WHAT THE EXERCISE ASKS
Every line holding the string "Correction" should be gathered.

EXTRACTED ENTRIES

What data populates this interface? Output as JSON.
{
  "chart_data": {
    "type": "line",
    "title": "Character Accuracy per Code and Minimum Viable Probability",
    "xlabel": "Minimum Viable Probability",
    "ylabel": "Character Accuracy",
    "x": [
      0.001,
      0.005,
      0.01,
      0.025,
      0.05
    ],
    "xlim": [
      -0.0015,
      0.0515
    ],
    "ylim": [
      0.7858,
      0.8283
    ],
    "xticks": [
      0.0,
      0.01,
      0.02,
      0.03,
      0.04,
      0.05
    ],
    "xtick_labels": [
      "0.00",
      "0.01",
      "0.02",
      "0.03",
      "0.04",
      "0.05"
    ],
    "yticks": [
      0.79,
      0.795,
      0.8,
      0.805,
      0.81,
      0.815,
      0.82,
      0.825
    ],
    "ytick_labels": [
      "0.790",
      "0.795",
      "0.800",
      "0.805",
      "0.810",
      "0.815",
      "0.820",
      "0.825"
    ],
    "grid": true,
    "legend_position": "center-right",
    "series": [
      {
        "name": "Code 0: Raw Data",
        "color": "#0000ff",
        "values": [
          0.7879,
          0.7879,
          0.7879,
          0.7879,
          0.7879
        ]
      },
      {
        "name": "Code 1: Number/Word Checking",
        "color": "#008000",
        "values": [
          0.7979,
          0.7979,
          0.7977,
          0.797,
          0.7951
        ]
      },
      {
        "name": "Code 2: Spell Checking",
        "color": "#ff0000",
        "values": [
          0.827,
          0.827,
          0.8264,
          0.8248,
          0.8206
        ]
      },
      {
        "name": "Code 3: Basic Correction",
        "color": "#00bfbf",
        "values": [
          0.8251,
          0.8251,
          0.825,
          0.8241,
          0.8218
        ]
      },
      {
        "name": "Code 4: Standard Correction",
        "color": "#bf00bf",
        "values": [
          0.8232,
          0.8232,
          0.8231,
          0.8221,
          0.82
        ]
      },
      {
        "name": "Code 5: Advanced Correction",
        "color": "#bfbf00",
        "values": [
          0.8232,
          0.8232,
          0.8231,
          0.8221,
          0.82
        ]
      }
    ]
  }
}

RESPONSE TO THE EXERCISE
        "name": "Code 3: Basic Correction",
        "name": "Code 4: Standard Correction",
        "name": "Code 5: Advanced Correction",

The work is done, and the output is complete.